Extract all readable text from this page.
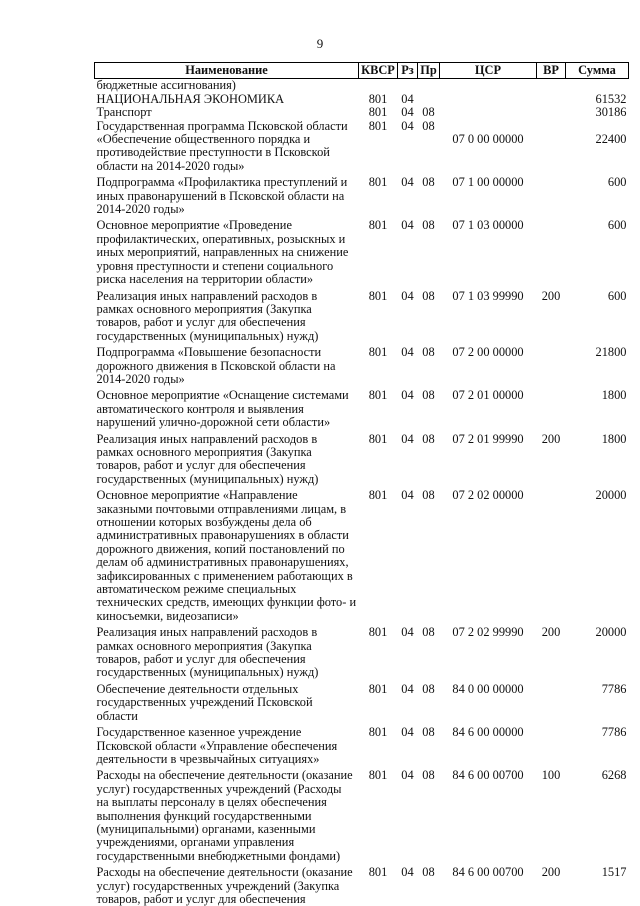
9
Наименование	КВСР	Рз	Пр	ЦСР	ВР	Сумма
бюджетные ассигнования)						
НАЦИОНАЛЬНАЯ ЭКОНОМИКА	801	04				61532
Транспорт	801	04	08			30186
Государственная программа Псковской области «Обеспечение общественного порядка и противодействие преступности в Псковской области на 2014-2020 годы»	801	04	08	07 0 00 00000		22400
Подпрограмма «Профилактика преступлений и иных правонарушений в Псковской области на 2014-2020 годы»	801	04	08	07 1 00 00000		600
Основное мероприятие «Проведение профилактических, оперативных, розыскных и иных мероприятий, направленных на снижение уровня преступности и степени социального риска населения на территории области»	801	04	08	07 1 03 00000		600
Реализация иных направлений расходов в рамках основного мероприятия (Закупка товаров, работ и услуг для обеспечения государственных (муниципальных) нужд)	801	04	08	07 1 03 99990	200	600
Подпрограмма «Повышение безопасности дорожного движения в Псковской области на 2014-2020 годы»	801	04	08	07 2 00 00000		21800
Основное мероприятие «Оснащение системами автоматического контроля и выявления нарушений улично-дорожной сети области»	801	04	08	07 2 01 00000		1800
Реализация иных направлений расходов в рамках основного мероприятия (Закупка товаров, работ и услуг для обеспечения государственных (муниципальных) нужд)	801	04	08	07 2 01 99990	200	1800
Основное мероприятие «Направление заказными почтовыми отправлениями лицам, в отношении которых возбуждены дела об административных правонарушениях в области дорожного движения, копий постановлений по делам об административных правонарушениях, зафиксированных с применением работающих в автоматическом режиме специальных технических средств, имеющих функции фото- и киносъемки, видеозаписи»	801	04	08	07 2 02 00000		20000
Реализация иных направлений расходов в рамках основного мероприятия (Закупка товаров, работ и услуг для обеспечения государственных (муниципальных) нужд)	801	04	08	07 2 02 99990	200	20000
Обеспечение деятельности отдельных государственных учреждений Псковской области	801	04	08	84 0 00 00000		7786
Государственное казенное учреждение Псковской области «Управление обеспечения деятельности в чрезвычайных ситуациях»	801	04	08	84 6 00 00000		7786
Расходы на обеспечение деятельности (оказание услуг) государственных учреждений (Расходы на выплаты персоналу в целях обеспечения выполнения функций государственными (муниципальными) органами, казенными учреждениями, органами управления государственными внебюджетными фондами)	801	04	08	84 6 00 00700	100	6268
Расходы на обеспечение деятельности (оказание услуг) государственных учреждений (Закупка товаров, работ и услуг для обеспечения	801	04	08	84 6 00 00700	200	1517
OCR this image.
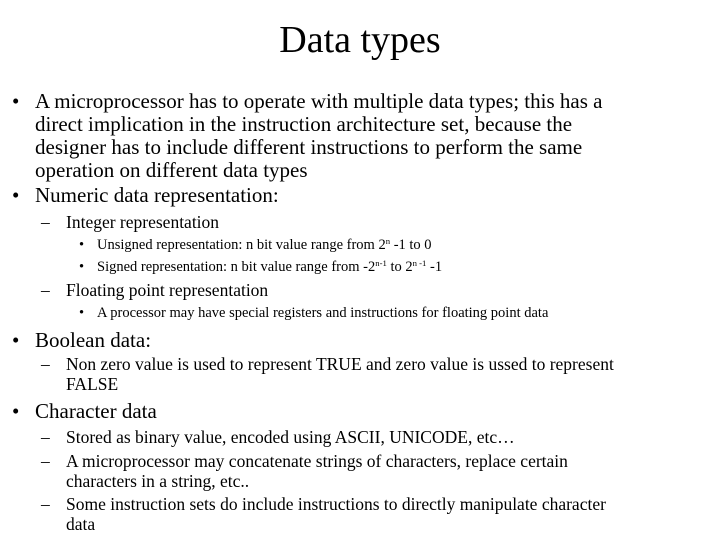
Data types
• A microprocessor has to operate with multiple data types; this has a
direct implication in the instruction architecture set, because the
designer has to include different instructions to perform the same
operation on different data types
• Numeric data representation:
– Integer representation
• Unsigned representation: n bit value range from 2$^n$ -1 to 0
• Signed representation: n bit value range from -2$^{n-1}$ to 2$^{n -1}$ -1
– Floating point representation
• A processor may have special registers and instructions for floating point data
• Boolean data:
– Non zero value is used to represent TRUE and zero value is ussed to represent
FALSE
• Character data
– Stored as binary value, encoded using ASCII, UNICODE, etc…
– A microprocessor may concatenate strings of characters, replace certain
characters in a string, etc..
– Some instruction sets do include instructions to directly manipulate character
data
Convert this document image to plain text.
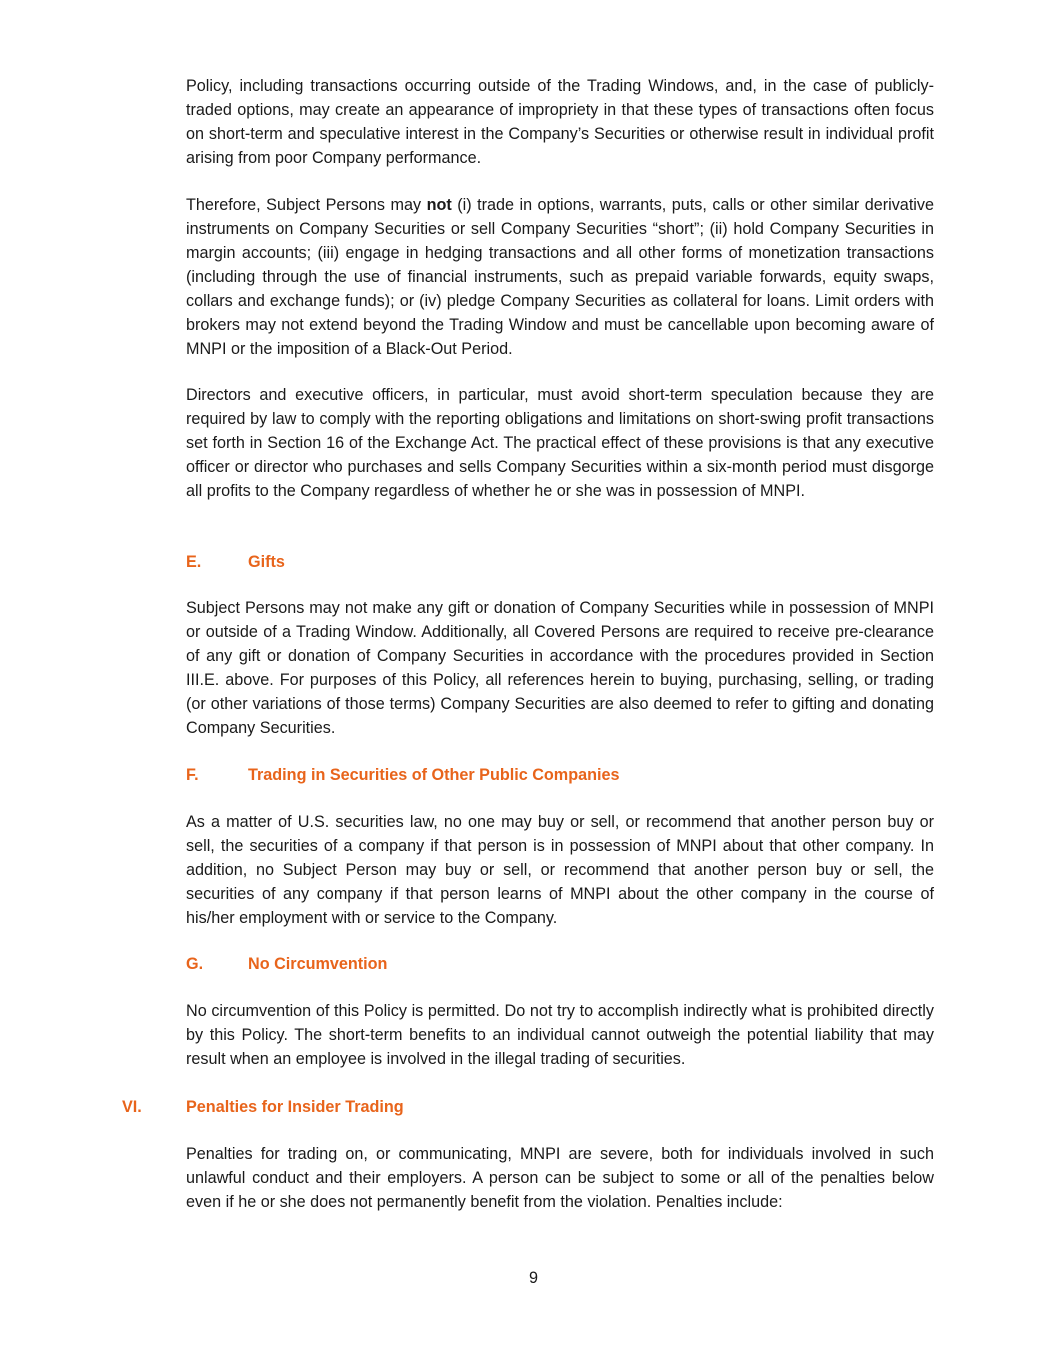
Policy, including transactions occurring outside of the Trading Windows, and, in the case of publicly-traded options, may create an appearance of impropriety in that these types of transactions often focus on short-term and speculative interest in the Company’s Securities or otherwise result in individual profit arising from poor Company performance.

Therefore, Subject Persons may not (i) trade in options, warrants, puts, calls or other similar derivative instruments on Company Securities or sell Company Securities “short”; (ii) hold Company Securities in margin accounts; (iii) engage in hedging transactions and all other forms of monetization transactions (including through the use of financial instruments, such as prepaid variable forwards, equity swaps, collars and exchange funds); or (iv) pledge Company Securities as collateral for loans. Limit orders with brokers may not extend beyond the Trading Window and must be cancellable upon becoming aware of MNPI or the imposition of a Black-Out Period.

Directors and executive officers, in particular, must avoid short-term speculation because they are required by law to comply with the reporting obligations and limitations on short-swing profit transactions set forth in Section 16 of the Exchange Act. The practical effect of these provisions is that any executive officer or director who purchases and sells Company Securities within a six-month period must disgorge all profits to the Company regardless of whether he or she was in possession of MNPI.

E.	Gifts

Subject Persons may not make any gift or donation of Company Securities while in possession of MNPI or outside of a Trading Window. Additionally, all Covered Persons are required to receive pre-clearance of any gift or donation of Company Securities in accordance with the procedures provided in Section III.E. above. For purposes of this Policy, all references herein to buying, purchasing, selling, or trading (or other variations of those terms) Company Securities are also deemed to refer to gifting and donating Company Securities.

F.	Trading in Securities of Other Public Companies

As a matter of U.S. securities law, no one may buy or sell, or recommend that another person buy or sell, the securities of a company if that person is in possession of MNPI about that other company. In addition, no Subject Person may buy or sell, or recommend that another person buy or sell, the securities of any company if that person learns of MNPI about the other company in the course of his/her employment with or service to the Company.

G.	No Circumvention

No circumvention of this Policy is permitted. Do not try to accomplish indirectly what is prohibited directly by this Policy. The short-term benefits to an individual cannot outweigh the potential liability that may result when an employee is involved in the illegal trading of securities.

VI.	Penalties for Insider Trading

Penalties for trading on, or communicating, MNPI are severe, both for individuals involved in such unlawful conduct and their employers. A person can be subject to some or all of the penalties below even if he or she does not permanently benefit from the violation. Penalties include:

9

-*-

*Exercise:* Copy every record character for character. Skip the pictures.

*Expected output:*
Extract all readable text from this page.
9
Наименование	КВСР	Рз	Пр	ЦСР	ВР	Сумма
бюджетные ассигнования)						
НАЦИОНАЛЬНАЯ ЭКОНОМИКА	801	04				61532
Транспорт	801	04	08			30186
Государственная программа Псковской области «Обеспечение общественного порядка и противодействие преступности в Псковской области на 2014-2020 годы»	801	04	08	07 0 00 00000		22400
Подпрограмма «Профилактика преступлений и иных правонарушений в Псковской области на 2014-2020 годы»	801	04	08	07 1 00 00000		600
Основное мероприятие «Проведение профилактических, оперативных, розыскных и иных мероприятий, направленных на снижение уровня преступности и степени социального риска населения на территории области»	801	04	08	07 1 03 00000		600
Реализация иных направлений расходов в рамках основного мероприятия (Закупка товаров, работ и услуг для обеспечения государственных (муниципальных) нужд)	801	04	08	07 1 03 99990	200	600
Подпрограмма «Повышение безопасности дорожного движения в Псковской области на 2014-2020 годы»	801	04	08	07 2 00 00000		21800
Основное мероприятие «Оснащение системами автоматического контроля и выявления нарушений улично-дорожной сети области»	801	04	08	07 2 01 00000		1800
Реализация иных направлений расходов в рамках основного мероприятия (Закупка товаров, работ и услуг для обеспечения государственных (муниципальных) нужд)	801	04	08	07 2 01 99990	200	1800
Основное мероприятие «Направление заказными почтовыми отправлениями лицам, в отношении которых возбуждены дела об административных правонарушениях в области дорожного движения, копий постановлений по делам об административных правонарушениях, зафиксированных с применением работающих в автоматическом режиме специальных технических средств, имеющих функции фото- и киносъемки, видеозаписи»	801	04	08	07 2 02 00000		20000
Реализация иных направлений расходов в рамках основного мероприятия (Закупка товаров, работ и услуг для обеспечения государственных (муниципальных) нужд)	801	04	08	07 2 02 99990	200	20000
Обеспечение деятельности отдельных государственных учреждений Псковской области	801	04	08	84 0 00 00000		7786
Государственное казенное учреждение Псковской области «Управление обеспечения деятельности в чрезвычайных ситуациях»	801	04	08	84 6 00 00000		7786
Расходы на обеспечение деятельности (оказание услуг) государственных учреждений (Расходы на выплаты персоналу в целях обеспечения выполнения функций государственными (муниципальными) органами, казенными учреждениями, органами управления государственными внебюджетными фондами)	801	04	08	84 6 00 00700	100	6268
Расходы на обеспечение деятельности (оказание услуг) государственных учреждений (Закупка товаров, работ и услуг для обеспечения	801	04	08	84 6 00 00700	200	1517
OCR this image.
Data types
• A microprocessor has to operate with multiple data types; this has a
direct implication in the instruction architecture set, because the
designer has to include different instructions to perform the same
operation on different data types
• Numeric data representation:
– Integer representation
• Unsigned representation: n bit value range from 2$^n$ -1 to 0
• Signed representation: n bit value range from -2$^{n-1}$ to 2$^{n -1}$ -1
– Floating point representation
• A processor may have special registers and instructions for floating point data
• Boolean data:
– Non zero value is used to represent TRUE and zero value is ussed to represent
FALSE
• Character data
– Stored as binary value, encoded using ASCII, UNICODE, etc…
– A microprocessor may concatenate strings of characters, replace certain
characters in a string, etc..
– Some instruction sets do include instructions to directly manipulate character
data
Convert this document image to plain text.
Policy, including transactions occurring outside of the Trading Windows, and, in the case of publicly-traded options, may create an appearance of impropriety in that these types of transactions often focus on short-term and speculative interest in the Company’s Securities or otherwise result in individual profit arising from poor Company performance.

Therefore, Subject Persons may not (i) trade in options, warrants, puts, calls or other similar derivative instruments on Company Securities or sell Company Securities “short”; (ii) hold Company Securities in margin accounts; (iii) engage in hedging transactions and all other forms of monetization transactions (including through the use of financial instruments, such as prepaid variable forwards, equity swaps, collars and exchange funds); or (iv) pledge Company Securities as collateral for loans. Limit orders with brokers may not extend beyond the Trading Window and must be cancellable upon becoming aware of MNPI or the imposition of a Black-Out Period.

Directors and executive officers, in particular, must avoid short-term speculation because they are required by law to comply with the reporting obligations and limitations on short-swing profit transactions set forth in Section 16 of the Exchange Act. The practical effect of these provisions is that any executive officer or director who purchases and sells Company Securities within a six-month period must disgorge all profits to the Company regardless of whether he or she was in possession of MNPI.

E.	Gifts

Subject Persons may not make any gift or donation of Company Securities while in possession of MNPI or outside of a Trading Window. Additionally, all Covered Persons are required to receive pre-clearance of any gift or donation of Company Securities in accordance with the procedures provided in Section III.E. above. For purposes of this Policy, all references herein to buying, purchasing, selling, or trading (or other variations of those terms) Company Securities are also deemed to refer to gifting and donating Company Securities.

F.	Trading in Securities of Other Public Companies

As a matter of U.S. securities law, no one may buy or sell, or recommend that another person buy or sell, the securities of a company if that person is in possession of MNPI about that other company. In addition, no Subject Person may buy or sell, or recommend that another person buy or sell, the securities of any company if that person learns of MNPI about the other company in the course of his/her employment with or service to the Company.

G.	No Circumvention

No circumvention of this Policy is permitted. Do not try to accomplish indirectly what is prohibited directly by this Policy. The short-term benefits to an individual cannot outweigh the potential liability that may result when an employee is involved in the illegal trading of securities.

VI.	Penalties for Insider Trading

Penalties for trading on, or communicating, MNPI are severe, both for individuals involved in such unlawful conduct and their employers. A person can be subject to some or all of the penalties below even if he or she does not permanently benefit from the violation. Penalties include:

9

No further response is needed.